(Set exercise)
Note how many lines contain "name" and give that number, with nothing else.

+ + + + + + +

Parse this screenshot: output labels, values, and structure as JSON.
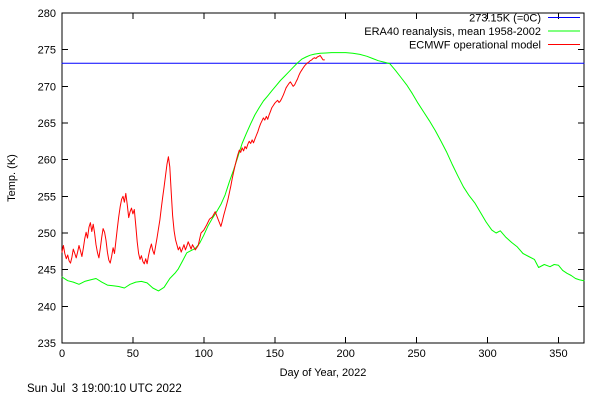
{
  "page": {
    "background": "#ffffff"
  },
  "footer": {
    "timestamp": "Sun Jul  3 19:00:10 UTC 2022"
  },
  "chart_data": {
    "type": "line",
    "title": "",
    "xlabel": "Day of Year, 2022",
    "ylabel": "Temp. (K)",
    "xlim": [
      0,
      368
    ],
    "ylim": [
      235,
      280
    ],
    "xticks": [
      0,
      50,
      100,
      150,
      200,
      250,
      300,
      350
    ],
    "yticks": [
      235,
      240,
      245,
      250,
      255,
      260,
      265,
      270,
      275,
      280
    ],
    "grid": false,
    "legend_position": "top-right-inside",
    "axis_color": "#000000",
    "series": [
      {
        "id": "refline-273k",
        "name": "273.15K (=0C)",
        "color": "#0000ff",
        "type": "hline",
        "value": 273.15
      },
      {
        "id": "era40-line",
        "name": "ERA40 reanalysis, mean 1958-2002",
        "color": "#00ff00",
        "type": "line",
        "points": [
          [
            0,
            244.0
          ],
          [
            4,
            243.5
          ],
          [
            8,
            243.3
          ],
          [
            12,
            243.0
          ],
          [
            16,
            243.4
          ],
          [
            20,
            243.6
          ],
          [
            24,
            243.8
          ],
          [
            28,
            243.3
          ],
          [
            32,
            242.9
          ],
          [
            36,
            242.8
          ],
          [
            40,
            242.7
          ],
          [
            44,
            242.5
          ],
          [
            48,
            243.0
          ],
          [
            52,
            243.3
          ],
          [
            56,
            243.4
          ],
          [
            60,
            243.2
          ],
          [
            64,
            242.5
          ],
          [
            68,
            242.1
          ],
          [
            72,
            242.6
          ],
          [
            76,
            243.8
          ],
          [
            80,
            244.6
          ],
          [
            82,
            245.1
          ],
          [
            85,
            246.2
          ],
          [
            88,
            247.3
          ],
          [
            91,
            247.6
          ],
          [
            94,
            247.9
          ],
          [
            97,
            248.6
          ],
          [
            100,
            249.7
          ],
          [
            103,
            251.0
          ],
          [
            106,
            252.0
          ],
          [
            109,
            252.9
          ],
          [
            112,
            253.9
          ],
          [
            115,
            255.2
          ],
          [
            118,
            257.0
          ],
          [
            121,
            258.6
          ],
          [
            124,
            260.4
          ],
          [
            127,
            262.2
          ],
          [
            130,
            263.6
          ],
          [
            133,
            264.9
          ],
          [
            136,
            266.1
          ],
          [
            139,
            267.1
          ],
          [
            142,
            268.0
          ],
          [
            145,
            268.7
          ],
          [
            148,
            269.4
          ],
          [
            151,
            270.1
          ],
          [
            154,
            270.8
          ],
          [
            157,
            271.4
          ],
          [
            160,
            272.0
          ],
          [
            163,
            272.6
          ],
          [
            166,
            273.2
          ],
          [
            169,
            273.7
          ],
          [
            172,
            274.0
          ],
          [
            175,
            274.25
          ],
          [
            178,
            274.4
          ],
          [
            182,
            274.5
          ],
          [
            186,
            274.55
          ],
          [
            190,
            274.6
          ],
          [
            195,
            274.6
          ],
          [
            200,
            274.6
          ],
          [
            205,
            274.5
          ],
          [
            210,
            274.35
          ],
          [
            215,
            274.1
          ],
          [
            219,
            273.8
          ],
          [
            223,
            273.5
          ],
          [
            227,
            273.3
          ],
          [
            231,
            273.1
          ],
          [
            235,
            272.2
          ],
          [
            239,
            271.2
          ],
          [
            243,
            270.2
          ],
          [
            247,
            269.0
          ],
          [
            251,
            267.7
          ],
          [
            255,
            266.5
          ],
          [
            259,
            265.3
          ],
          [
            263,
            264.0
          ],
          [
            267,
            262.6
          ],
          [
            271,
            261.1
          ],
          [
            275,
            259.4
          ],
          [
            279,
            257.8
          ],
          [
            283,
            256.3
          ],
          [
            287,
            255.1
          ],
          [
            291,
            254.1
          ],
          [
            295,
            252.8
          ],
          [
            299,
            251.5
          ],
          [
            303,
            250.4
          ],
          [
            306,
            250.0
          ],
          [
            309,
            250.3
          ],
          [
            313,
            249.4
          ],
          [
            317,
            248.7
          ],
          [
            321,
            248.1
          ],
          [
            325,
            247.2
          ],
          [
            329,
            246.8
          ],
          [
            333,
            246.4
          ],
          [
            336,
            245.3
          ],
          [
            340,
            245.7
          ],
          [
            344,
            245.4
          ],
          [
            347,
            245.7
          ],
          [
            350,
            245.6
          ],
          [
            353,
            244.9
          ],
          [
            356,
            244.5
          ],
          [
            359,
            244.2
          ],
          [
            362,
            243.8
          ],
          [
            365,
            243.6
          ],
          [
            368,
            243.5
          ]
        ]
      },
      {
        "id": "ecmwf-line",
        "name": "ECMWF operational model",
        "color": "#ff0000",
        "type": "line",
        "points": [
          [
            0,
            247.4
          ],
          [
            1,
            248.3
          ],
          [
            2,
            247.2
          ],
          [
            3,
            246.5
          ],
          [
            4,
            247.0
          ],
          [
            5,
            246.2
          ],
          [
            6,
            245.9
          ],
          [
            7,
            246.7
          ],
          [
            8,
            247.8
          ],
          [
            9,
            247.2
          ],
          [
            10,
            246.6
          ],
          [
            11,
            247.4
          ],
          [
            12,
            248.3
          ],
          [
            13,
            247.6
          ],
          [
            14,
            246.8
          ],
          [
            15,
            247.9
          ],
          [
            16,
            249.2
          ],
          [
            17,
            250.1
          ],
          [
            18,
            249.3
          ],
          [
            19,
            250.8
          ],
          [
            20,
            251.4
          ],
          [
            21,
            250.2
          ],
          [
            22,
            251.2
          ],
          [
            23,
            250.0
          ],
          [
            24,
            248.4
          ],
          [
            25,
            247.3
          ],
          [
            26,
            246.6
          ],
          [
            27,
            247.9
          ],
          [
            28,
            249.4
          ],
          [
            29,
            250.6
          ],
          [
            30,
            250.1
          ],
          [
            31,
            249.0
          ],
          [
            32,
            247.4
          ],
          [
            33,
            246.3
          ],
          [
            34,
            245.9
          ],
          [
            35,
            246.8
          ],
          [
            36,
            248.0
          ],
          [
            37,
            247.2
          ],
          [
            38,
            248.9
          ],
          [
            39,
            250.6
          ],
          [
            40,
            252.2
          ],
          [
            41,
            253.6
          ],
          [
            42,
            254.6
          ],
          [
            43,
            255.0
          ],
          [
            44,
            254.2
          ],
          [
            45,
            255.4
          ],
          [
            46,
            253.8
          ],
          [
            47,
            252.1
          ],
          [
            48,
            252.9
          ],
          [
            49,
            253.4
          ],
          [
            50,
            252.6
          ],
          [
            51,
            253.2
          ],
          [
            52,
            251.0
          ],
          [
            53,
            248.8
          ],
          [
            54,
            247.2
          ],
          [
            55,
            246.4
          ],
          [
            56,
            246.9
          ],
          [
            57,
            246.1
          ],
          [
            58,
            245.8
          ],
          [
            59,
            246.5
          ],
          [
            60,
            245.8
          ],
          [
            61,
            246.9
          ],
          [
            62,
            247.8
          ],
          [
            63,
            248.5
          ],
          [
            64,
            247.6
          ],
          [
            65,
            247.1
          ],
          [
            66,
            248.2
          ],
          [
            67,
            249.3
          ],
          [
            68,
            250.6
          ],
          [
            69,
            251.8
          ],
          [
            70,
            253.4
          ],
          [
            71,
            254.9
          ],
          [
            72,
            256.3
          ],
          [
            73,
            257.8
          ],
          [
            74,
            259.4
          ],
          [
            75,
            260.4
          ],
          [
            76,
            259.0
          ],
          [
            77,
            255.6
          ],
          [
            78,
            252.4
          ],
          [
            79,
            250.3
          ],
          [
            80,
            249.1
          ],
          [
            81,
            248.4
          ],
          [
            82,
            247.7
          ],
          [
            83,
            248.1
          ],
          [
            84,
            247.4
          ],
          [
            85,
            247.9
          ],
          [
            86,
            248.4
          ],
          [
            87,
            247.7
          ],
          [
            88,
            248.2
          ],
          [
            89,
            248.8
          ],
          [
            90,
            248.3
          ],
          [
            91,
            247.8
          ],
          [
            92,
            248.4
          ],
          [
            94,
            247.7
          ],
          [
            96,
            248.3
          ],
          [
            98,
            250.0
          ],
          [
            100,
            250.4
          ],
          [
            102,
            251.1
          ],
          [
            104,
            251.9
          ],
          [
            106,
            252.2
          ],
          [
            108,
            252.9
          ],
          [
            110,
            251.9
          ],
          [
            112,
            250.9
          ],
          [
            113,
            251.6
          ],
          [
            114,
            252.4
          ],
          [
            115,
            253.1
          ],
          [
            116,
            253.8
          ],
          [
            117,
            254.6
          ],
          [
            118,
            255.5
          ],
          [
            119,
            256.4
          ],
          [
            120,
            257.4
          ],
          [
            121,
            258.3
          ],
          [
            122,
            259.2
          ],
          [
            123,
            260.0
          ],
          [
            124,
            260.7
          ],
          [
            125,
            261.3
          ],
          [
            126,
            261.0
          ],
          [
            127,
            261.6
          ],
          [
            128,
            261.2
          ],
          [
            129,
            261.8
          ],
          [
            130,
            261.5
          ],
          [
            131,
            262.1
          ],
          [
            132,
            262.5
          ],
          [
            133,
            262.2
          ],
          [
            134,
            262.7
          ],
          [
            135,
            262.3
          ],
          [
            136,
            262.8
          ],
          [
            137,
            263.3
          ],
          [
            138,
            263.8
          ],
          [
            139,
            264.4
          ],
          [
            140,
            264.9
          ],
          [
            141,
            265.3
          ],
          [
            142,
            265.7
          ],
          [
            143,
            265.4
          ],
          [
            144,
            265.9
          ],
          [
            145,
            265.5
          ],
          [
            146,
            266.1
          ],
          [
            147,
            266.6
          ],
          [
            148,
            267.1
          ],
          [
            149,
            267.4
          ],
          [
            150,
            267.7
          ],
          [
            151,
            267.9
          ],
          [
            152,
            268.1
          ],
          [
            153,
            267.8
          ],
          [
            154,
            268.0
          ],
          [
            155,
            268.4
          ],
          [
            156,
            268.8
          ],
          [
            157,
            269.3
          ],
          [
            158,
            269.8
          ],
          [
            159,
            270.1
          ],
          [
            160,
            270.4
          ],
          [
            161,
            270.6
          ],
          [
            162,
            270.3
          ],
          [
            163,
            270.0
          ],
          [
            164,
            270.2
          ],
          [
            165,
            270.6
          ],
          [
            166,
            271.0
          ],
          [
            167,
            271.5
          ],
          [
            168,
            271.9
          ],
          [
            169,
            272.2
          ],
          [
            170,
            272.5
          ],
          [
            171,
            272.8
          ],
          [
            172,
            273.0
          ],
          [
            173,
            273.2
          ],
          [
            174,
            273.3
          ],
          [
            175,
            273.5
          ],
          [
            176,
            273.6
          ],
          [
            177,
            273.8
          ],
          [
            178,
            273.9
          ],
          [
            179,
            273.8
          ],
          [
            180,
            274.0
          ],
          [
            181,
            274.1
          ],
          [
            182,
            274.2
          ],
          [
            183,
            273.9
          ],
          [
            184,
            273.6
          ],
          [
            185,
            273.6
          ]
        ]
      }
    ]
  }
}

+ + + + + + +

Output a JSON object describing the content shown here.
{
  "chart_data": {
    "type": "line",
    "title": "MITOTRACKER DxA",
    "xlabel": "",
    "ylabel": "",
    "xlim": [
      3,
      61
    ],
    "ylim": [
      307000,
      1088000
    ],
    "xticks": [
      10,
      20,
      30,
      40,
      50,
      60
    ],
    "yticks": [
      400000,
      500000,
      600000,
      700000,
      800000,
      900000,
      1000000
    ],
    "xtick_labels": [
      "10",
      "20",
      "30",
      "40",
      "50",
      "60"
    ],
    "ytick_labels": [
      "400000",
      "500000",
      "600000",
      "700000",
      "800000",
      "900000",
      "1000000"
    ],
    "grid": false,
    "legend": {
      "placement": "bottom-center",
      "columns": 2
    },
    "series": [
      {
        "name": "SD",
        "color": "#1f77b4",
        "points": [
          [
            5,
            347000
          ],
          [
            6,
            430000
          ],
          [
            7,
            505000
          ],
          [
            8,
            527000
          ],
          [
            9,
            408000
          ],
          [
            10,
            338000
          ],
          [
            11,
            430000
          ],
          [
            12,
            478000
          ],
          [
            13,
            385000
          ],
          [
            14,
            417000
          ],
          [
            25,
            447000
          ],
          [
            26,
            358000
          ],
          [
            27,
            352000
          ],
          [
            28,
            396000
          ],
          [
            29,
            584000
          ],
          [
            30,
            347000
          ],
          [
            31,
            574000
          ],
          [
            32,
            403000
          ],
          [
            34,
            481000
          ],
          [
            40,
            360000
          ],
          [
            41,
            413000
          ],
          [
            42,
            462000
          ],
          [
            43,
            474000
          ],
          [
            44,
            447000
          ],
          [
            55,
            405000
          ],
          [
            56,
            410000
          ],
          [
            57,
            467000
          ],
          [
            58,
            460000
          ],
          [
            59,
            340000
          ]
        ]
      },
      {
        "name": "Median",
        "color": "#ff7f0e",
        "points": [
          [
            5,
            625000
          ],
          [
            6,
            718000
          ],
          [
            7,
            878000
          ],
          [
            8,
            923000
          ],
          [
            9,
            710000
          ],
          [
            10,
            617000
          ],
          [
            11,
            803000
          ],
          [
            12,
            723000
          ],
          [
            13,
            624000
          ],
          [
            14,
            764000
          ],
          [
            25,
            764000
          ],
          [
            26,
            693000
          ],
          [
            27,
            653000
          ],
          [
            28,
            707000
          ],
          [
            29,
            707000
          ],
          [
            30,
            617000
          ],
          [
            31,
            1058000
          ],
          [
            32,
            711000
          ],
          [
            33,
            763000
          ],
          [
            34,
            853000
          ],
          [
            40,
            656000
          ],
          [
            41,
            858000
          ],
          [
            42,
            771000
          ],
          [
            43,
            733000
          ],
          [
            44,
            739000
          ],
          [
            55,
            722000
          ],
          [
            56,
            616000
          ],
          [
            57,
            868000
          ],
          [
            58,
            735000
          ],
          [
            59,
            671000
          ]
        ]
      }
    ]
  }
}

+ + + + + + +

(Answer to this problem)
5